(Dataset entries on figures)
○ ○ ○ ○ ○

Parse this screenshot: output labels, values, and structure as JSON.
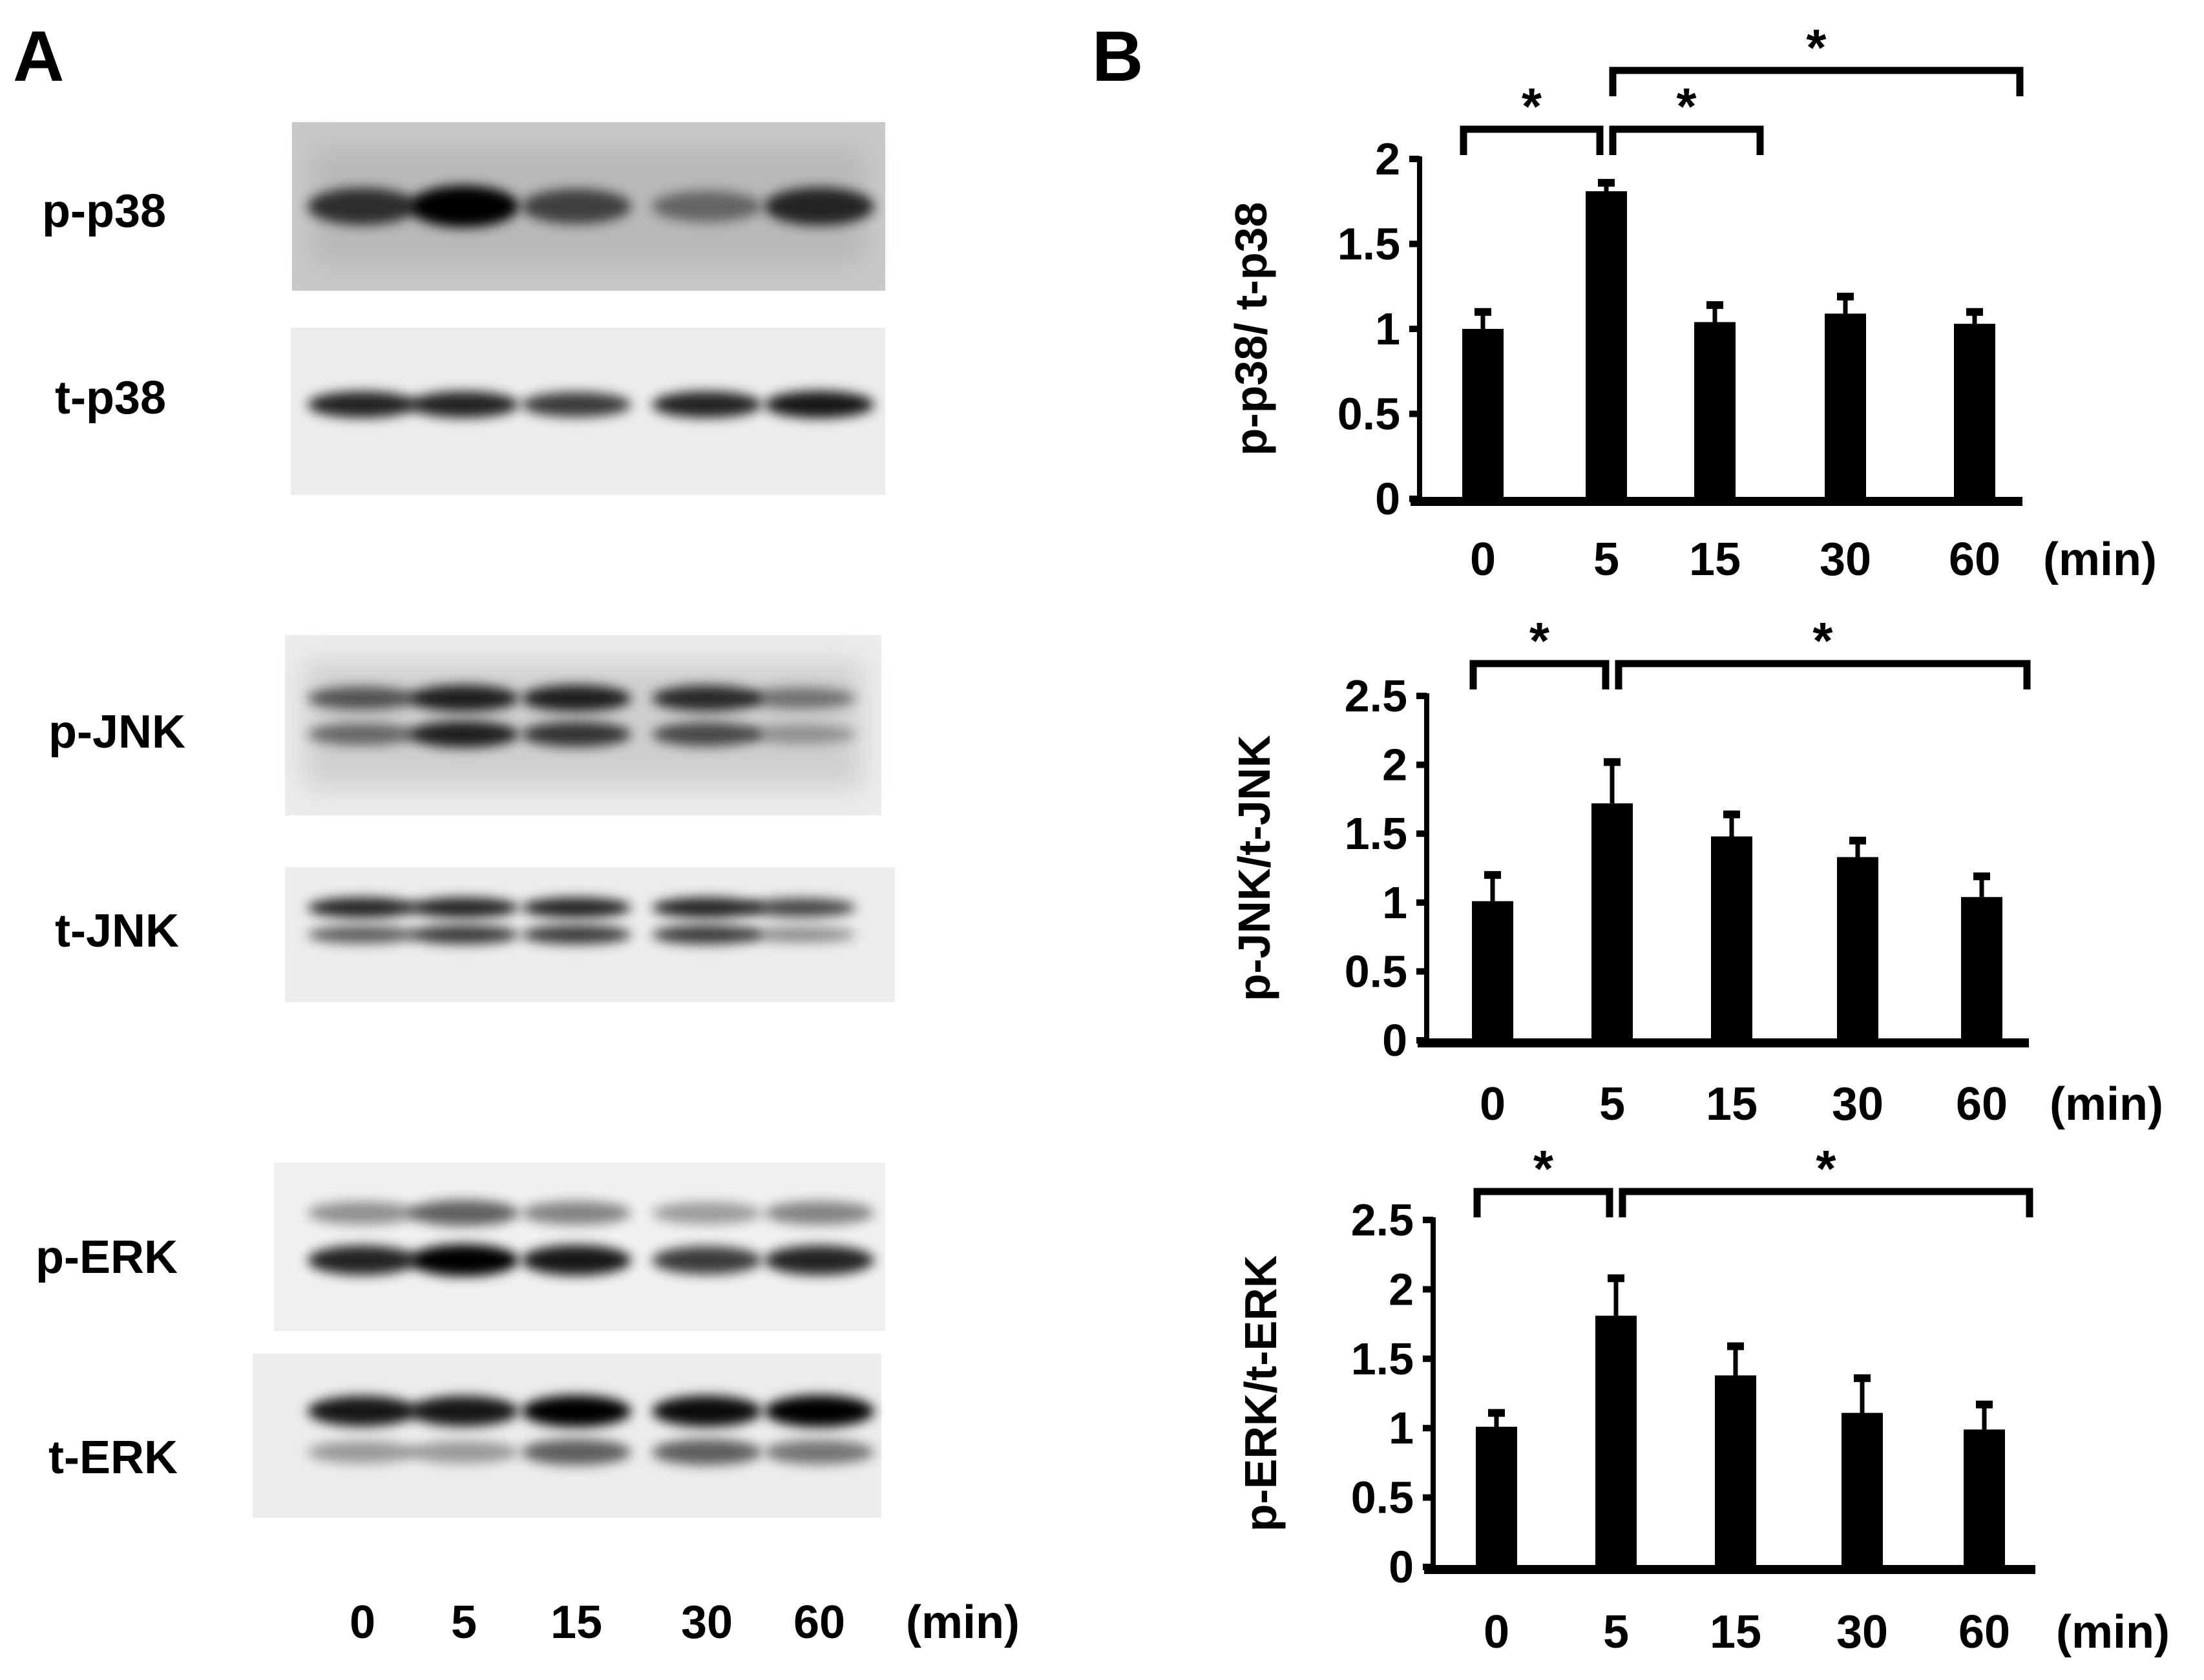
{
  "panel_a": {
    "letter": "A",
    "blots": [
      {
        "label": "p-p38"
      },
      {
        "label": "t-p38"
      },
      {
        "label": "p-JNK"
      },
      {
        "label": "t-JNK"
      },
      {
        "label": "p-ERK"
      },
      {
        "label": "t-ERK"
      }
    ],
    "lanes": [
      "0",
      "5",
      "15",
      "30",
      "60"
    ],
    "unit": "(min)"
  },
  "panel_b": {
    "letter": "B"
  },
  "chart_data": [
    {
      "type": "bar",
      "ylabel": "p-p38/ t-p38",
      "categories": [
        "0",
        "5",
        "15",
        "30",
        "60"
      ],
      "unit": "(min)",
      "values": [
        1.0,
        1.81,
        1.04,
        1.09,
        1.03
      ],
      "errors": [
        0.1,
        0.05,
        0.1,
        0.1,
        0.07
      ],
      "ylim": [
        0,
        2
      ],
      "yticks": [
        "0",
        "0.5",
        "1",
        "1.5",
        "2"
      ],
      "significance": [
        {
          "from": "0",
          "to": "5",
          "label": "*"
        },
        {
          "from": "5",
          "to": "15",
          "label": "*"
        },
        {
          "from": "5",
          "to": "60",
          "label": "*"
        }
      ],
      "color": "#000000"
    },
    {
      "type": "bar",
      "ylabel": "p-JNK/t-JNK",
      "categories": [
        "0",
        "5",
        "15",
        "30",
        "60"
      ],
      "unit": "(min)",
      "values": [
        1.01,
        1.72,
        1.48,
        1.33,
        1.04
      ],
      "errors": [
        0.19,
        0.3,
        0.16,
        0.12,
        0.15
      ],
      "ylim": [
        0,
        2.5
      ],
      "yticks": [
        "0",
        "0.5",
        "1",
        "1.5",
        "2",
        "2.5"
      ],
      "significance": [
        {
          "from": "0",
          "to": "5",
          "label": "*"
        },
        {
          "from": "5",
          "to": "60",
          "label": "*"
        }
      ],
      "color": "#000000"
    },
    {
      "type": "bar",
      "ylabel": "p-ERK/t-ERK",
      "categories": [
        "0",
        "5",
        "15",
        "30",
        "60"
      ],
      "unit": "(min)",
      "values": [
        1.01,
        1.81,
        1.38,
        1.11,
        0.99
      ],
      "errors": [
        0.1,
        0.27,
        0.21,
        0.25,
        0.18
      ],
      "ylim": [
        0,
        2.5
      ],
      "yticks": [
        "0",
        "0.5",
        "1",
        "1.5",
        "2",
        "2.5"
      ],
      "significance": [
        {
          "from": "0",
          "to": "5",
          "label": "*"
        },
        {
          "from": "5",
          "to": "60",
          "label": "*"
        }
      ],
      "color": "#000000"
    }
  ]
}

○ ○ ○ ○ ○

• EXERCISE GOAL: Return the material exactly as given, apart from the pictures.

• RESULT OF THIS EXERCISE:
Parse this screenshot: output labels, values, and structure as JSON.
{
  "panel_a": {
    "letter": "A",
    "blots": [
      {
        "label": "p-p38"
      },
      {
        "label": "t-p38"
      },
      {
        "label": "p-JNK"
      },
      {
        "label": "t-JNK"
      },
      {
        "label": "p-ERK"
      },
      {
        "label": "t-ERK"
      }
    ],
    "lanes": [
      "0",
      "5",
      "15",
      "30",
      "60"
    ],
    "unit": "(min)"
  },
  "panel_b": {
    "letter": "B"
  },
  "chart_data": [
    {
      "type": "bar",
      "ylabel": "p-p38/ t-p38",
      "categories": [
        "0",
        "5",
        "15",
        "30",
        "60"
      ],
      "unit": "(min)",
      "values": [
        1.0,
        1.81,
        1.04,
        1.09,
        1.03
      ],
      "errors": [
        0.1,
        0.05,
        0.1,
        0.1,
        0.07
      ],
      "ylim": [
        0,
        2
      ],
      "yticks": [
        "0",
        "0.5",
        "1",
        "1.5",
        "2"
      ],
      "significance": [
        {
          "from": "0",
          "to": "5",
          "label": "*"
        },
        {
          "from": "5",
          "to": "15",
          "label": "*"
        },
        {
          "from": "5",
          "to": "60",
          "label": "*"
        }
      ],
      "color": "#000000"
    },
    {
      "type": "bar",
      "ylabel": "p-JNK/t-JNK",
      "categories": [
        "0",
        "5",
        "15",
        "30",
        "60"
      ],
      "unit": "(min)",
      "values": [
        1.01,
        1.72,
        1.48,
        1.33,
        1.04
      ],
      "errors": [
        0.19,
        0.3,
        0.16,
        0.12,
        0.15
      ],
      "ylim": [
        0,
        2.5
      ],
      "yticks": [
        "0",
        "0.5",
        "1",
        "1.5",
        "2",
        "2.5"
      ],
      "significance": [
        {
          "from": "0",
          "to": "5",
          "label": "*"
        },
        {
          "from": "5",
          "to": "60",
          "label": "*"
        }
      ],
      "color": "#000000"
    },
    {
      "type": "bar",
      "ylabel": "p-ERK/t-ERK",
      "categories": [
        "0",
        "5",
        "15",
        "30",
        "60"
      ],
      "unit": "(min)",
      "values": [
        1.01,
        1.81,
        1.38,
        1.11,
        0.99
      ],
      "errors": [
        0.1,
        0.27,
        0.21,
        0.25,
        0.18
      ],
      "ylim": [
        0,
        2.5
      ],
      "yticks": [
        "0",
        "0.5",
        "1",
        "1.5",
        "2",
        "2.5"
      ],
      "significance": [
        {
          "from": "0",
          "to": "5",
          "label": "*"
        },
        {
          "from": "5",
          "to": "60",
          "label": "*"
        }
      ],
      "color": "#000000"
    }
  ]
}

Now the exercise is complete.